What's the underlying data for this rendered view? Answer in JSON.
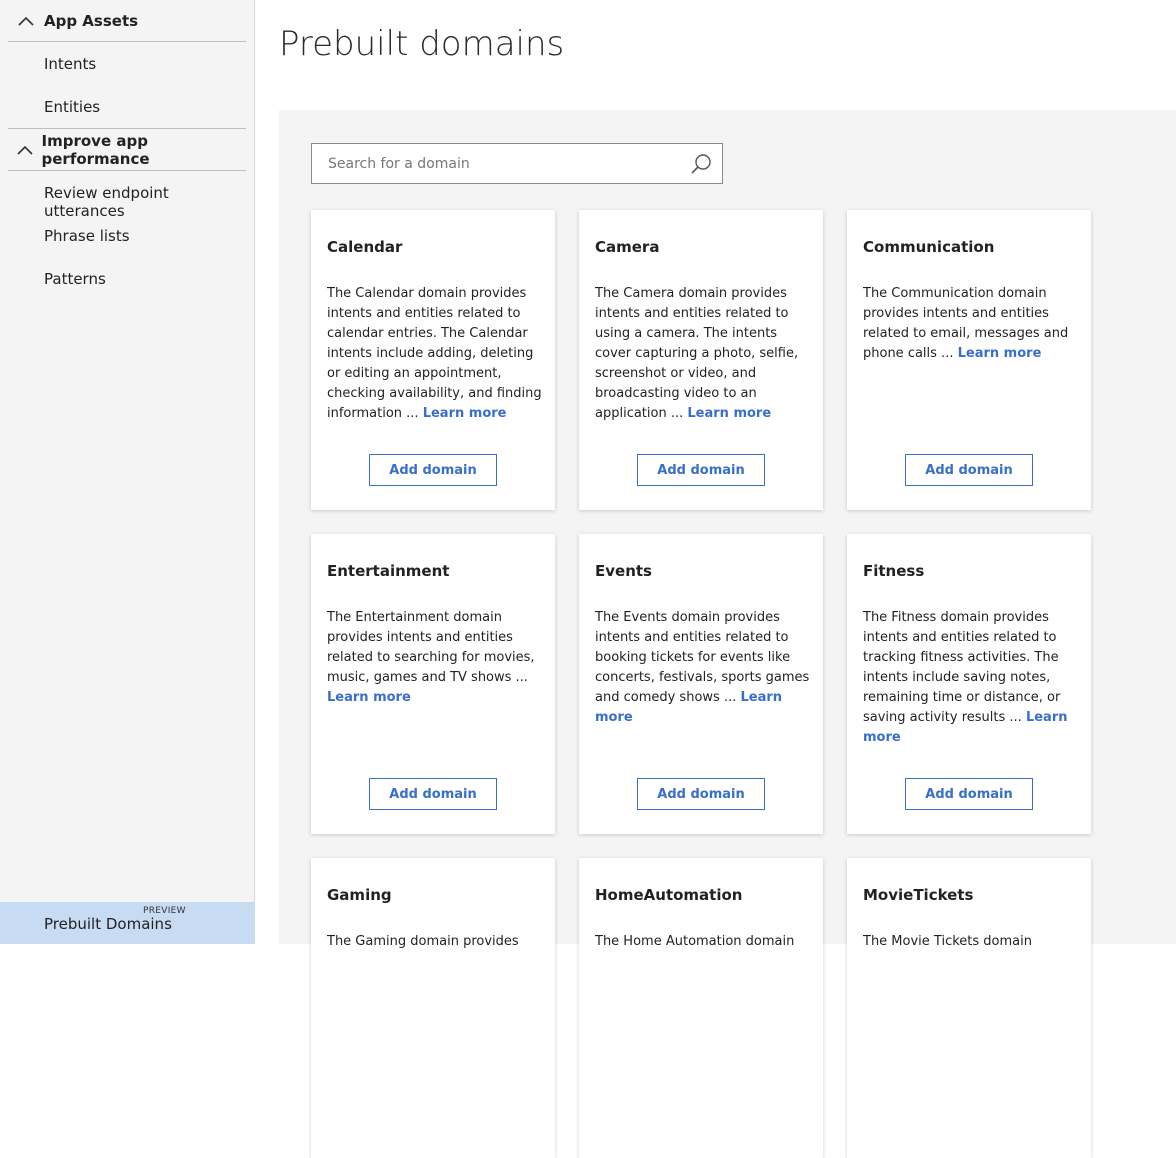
{
  "sidebar": {
    "app_assets": {
      "label": "App Assets"
    },
    "items_app_assets": [
      {
        "label": "Intents"
      },
      {
        "label": "Entities"
      }
    ],
    "improve": {
      "label": "Improve app performance"
    },
    "items_improve": [
      {
        "label": "Review endpoint utterances"
      },
      {
        "label": "Phrase lists"
      },
      {
        "label": "Patterns"
      }
    ],
    "active": {
      "label": "Prebuilt Domains",
      "badge": "PREVIEW"
    }
  },
  "page": {
    "title": "Prebuilt domains"
  },
  "search": {
    "placeholder": "Search for a domain"
  },
  "cards": [
    {
      "title": "Calendar",
      "desc": "The Calendar domain provides intents and entities related to calendar entries. The Calendar intents include adding, deleting or editing an appointment, checking availability, and finding information ...",
      "learn_more": "Learn more",
      "button": "Add domain"
    },
    {
      "title": "Camera",
      "desc": "The Camera domain provides intents and entities related to using a camera. The intents cover capturing a photo, selfie, screenshot or video, and broadcasting video to an application ...",
      "learn_more": "Learn more",
      "button": "Add domain"
    },
    {
      "title": "Communication",
      "desc": "The Communication domain provides intents and entities related to email, messages and phone calls ...",
      "learn_more": "Learn more",
      "button": "Add domain"
    },
    {
      "title": "Entertainment",
      "desc": "The Entertainment domain provides intents and entities related to searching for movies, music, games and TV shows ...",
      "learn_more": "Learn more",
      "button": "Add domain"
    },
    {
      "title": "Events",
      "desc": "The Events domain provides intents and entities related to booking tickets for events like concerts, festivals, sports games and comedy shows ...",
      "learn_more": "Learn more",
      "button": "Add domain"
    },
    {
      "title": "Fitness",
      "desc": "The Fitness domain provides intents and entities related to tracking fitness activities. The intents include saving notes, remaining time or distance, or saving activity results ...",
      "learn_more": "Learn more",
      "button": "Add domain"
    },
    {
      "title": "Gaming",
      "desc": "The Gaming domain provides",
      "learn_more": "",
      "button": ""
    },
    {
      "title": "HomeAutomation",
      "desc": "The Home Automation domain",
      "learn_more": "",
      "button": ""
    },
    {
      "title": "MovieTickets",
      "desc": "The Movie Tickets domain",
      "learn_more": "",
      "button": ""
    }
  ],
  "icons": {
    "search": "search-icon",
    "chevron": "chevron-up-icon"
  },
  "colors": {
    "accent": "#3a6fc9",
    "active_nav": "#c7dcf3",
    "panel": "#f4f4f4"
  }
}
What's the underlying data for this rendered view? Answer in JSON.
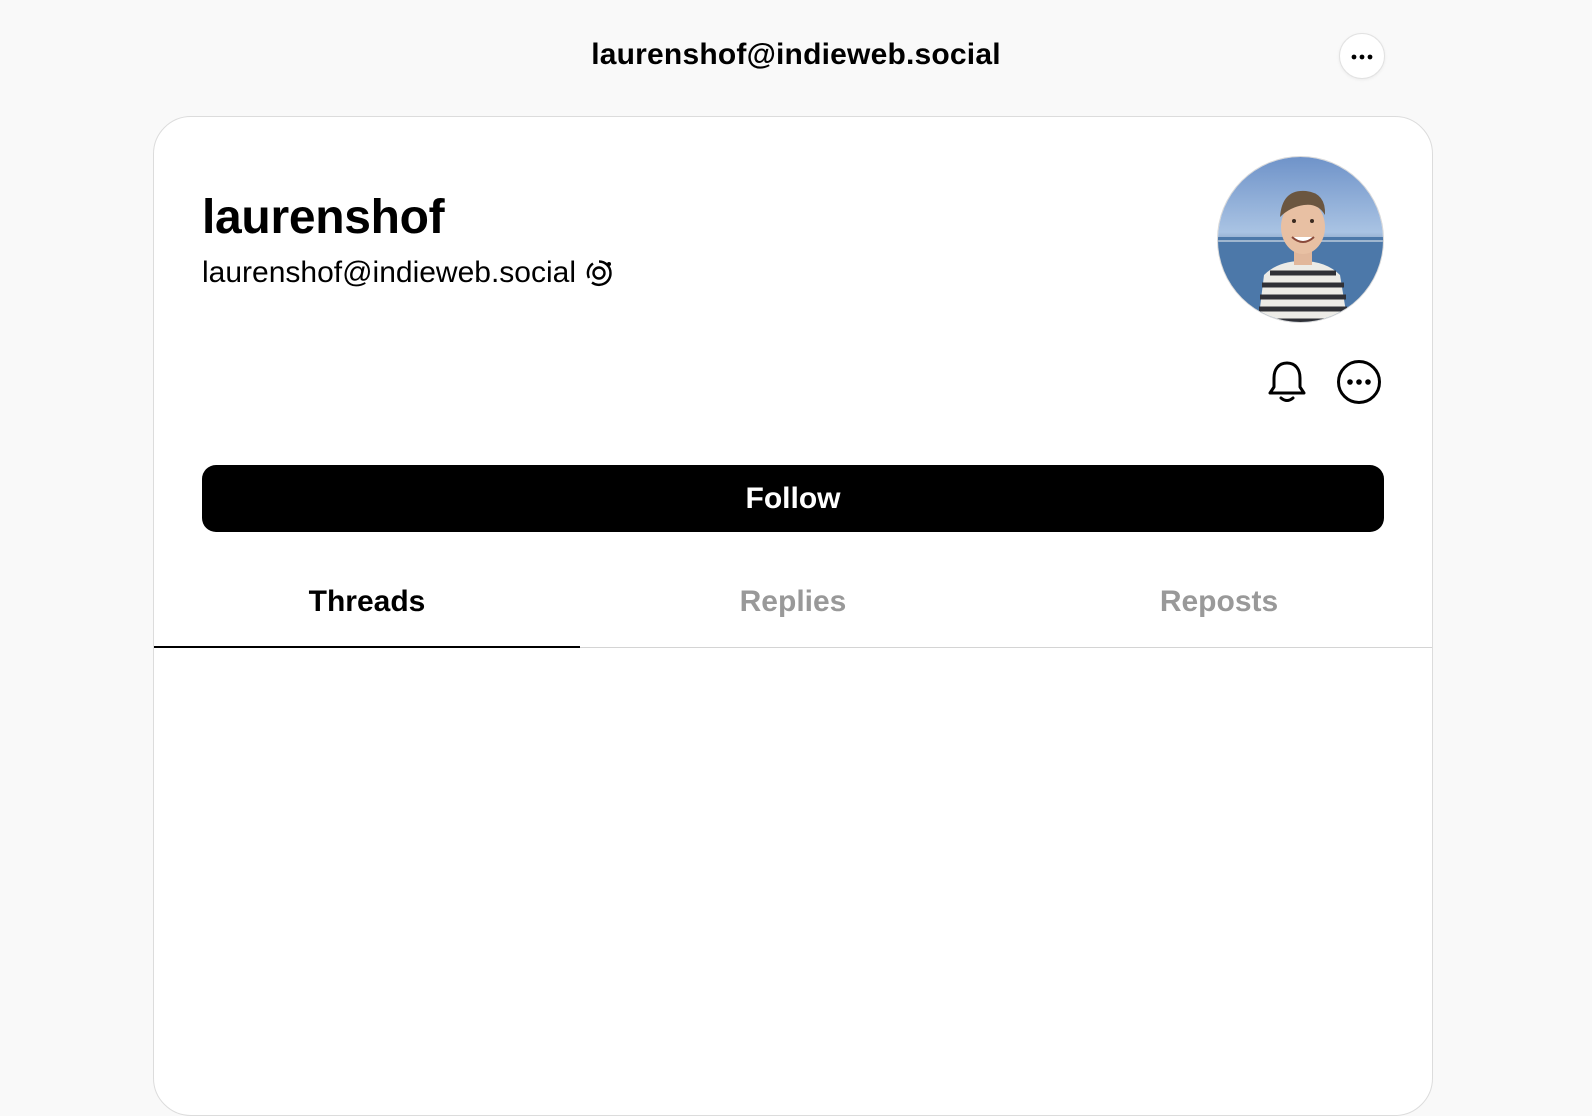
{
  "header": {
    "title": "laurenshof@indieweb.social",
    "menu_icon": "more-horizontal-icon"
  },
  "profile": {
    "display_name": "laurenshof",
    "handle": "laurenshof@indieweb.social",
    "handle_badge_icon": "fediverse-icon",
    "avatar": "profile-photo",
    "actions": {
      "notify_icon": "bell-icon",
      "more_icon": "more-circle-icon"
    },
    "follow_label": "Follow"
  },
  "tabs": [
    {
      "label": "Threads",
      "active": true
    },
    {
      "label": "Replies",
      "active": false
    },
    {
      "label": "Reposts",
      "active": false
    }
  ],
  "colors": {
    "page_background": "#f9f9f9",
    "card_background": "#ffffff",
    "button_background": "#000000",
    "inactive_tab": "#999999"
  }
}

************

> The task:
Copy out the records above in full, exactly as written, but not the pictures.

> Task output:
What's the underlying data for this rendered view? Answer in JSON.
{
  "sidebar": {
    "app_assets": {
      "label": "App Assets"
    },
    "items_app_assets": [
      {
        "label": "Intents"
      },
      {
        "label": "Entities"
      }
    ],
    "improve": {
      "label": "Improve app performance"
    },
    "items_improve": [
      {
        "label": "Review endpoint utterances"
      },
      {
        "label": "Phrase lists"
      },
      {
        "label": "Patterns"
      }
    ],
    "active": {
      "label": "Prebuilt Domains",
      "badge": "PREVIEW"
    }
  },
  "page": {
    "title": "Prebuilt domains"
  },
  "search": {
    "placeholder": "Search for a domain"
  },
  "cards": [
    {
      "title": "Calendar",
      "desc": "The Calendar domain provides intents and entities related to calendar entries. The Calendar intents include adding, deleting or editing an appointment, checking availability, and finding information ...",
      "learn_more": "Learn more",
      "button": "Add domain"
    },
    {
      "title": "Camera",
      "desc": "The Camera domain provides intents and entities related to using a camera. The intents cover capturing a photo, selfie, screenshot or video, and broadcasting video to an application ...",
      "learn_more": "Learn more",
      "button": "Add domain"
    },
    {
      "title": "Communication",
      "desc": "The Communication domain provides intents and entities related to email, messages and phone calls ...",
      "learn_more": "Learn more",
      "button": "Add domain"
    },
    {
      "title": "Entertainment",
      "desc": "The Entertainment domain provides intents and entities related to searching for movies, music, games and TV shows ...",
      "learn_more": "Learn more",
      "button": "Add domain"
    },
    {
      "title": "Events",
      "desc": "The Events domain provides intents and entities related to booking tickets for events like concerts, festivals, sports games and comedy shows ...",
      "learn_more": "Learn more",
      "button": "Add domain"
    },
    {
      "title": "Fitness",
      "desc": "The Fitness domain provides intents and entities related to tracking fitness activities. The intents include saving notes, remaining time or distance, or saving activity results ...",
      "learn_more": "Learn more",
      "button": "Add domain"
    },
    {
      "title": "Gaming",
      "desc": "The Gaming domain provides",
      "learn_more": "",
      "button": ""
    },
    {
      "title": "HomeAutomation",
      "desc": "The Home Automation domain",
      "learn_more": "",
      "button": ""
    },
    {
      "title": "MovieTickets",
      "desc": "The Movie Tickets domain",
      "learn_more": "",
      "button": ""
    }
  ],
  "icons": {
    "search": "search-icon",
    "chevron": "chevron-up-icon"
  },
  "colors": {
    "accent": "#3a6fc9",
    "active_nav": "#c7dcf3",
    "panel": "#f4f4f4"
  }
}
What's the underlying data for this rendered view? Answer in JSON.
{
  "header": {
    "title": "laurenshof@indieweb.social",
    "menu_icon": "more-horizontal-icon"
  },
  "profile": {
    "display_name": "laurenshof",
    "handle": "laurenshof@indieweb.social",
    "handle_badge_icon": "fediverse-icon",
    "avatar": "profile-photo",
    "actions": {
      "notify_icon": "bell-icon",
      "more_icon": "more-circle-icon"
    },
    "follow_label": "Follow"
  },
  "tabs": [
    {
      "label": "Threads",
      "active": true
    },
    {
      "label": "Replies",
      "active": false
    },
    {
      "label": "Reposts",
      "active": false
    }
  ],
  "colors": {
    "page_background": "#f9f9f9",
    "card_background": "#ffffff",
    "button_background": "#000000",
    "inactive_tab": "#999999"
  }
}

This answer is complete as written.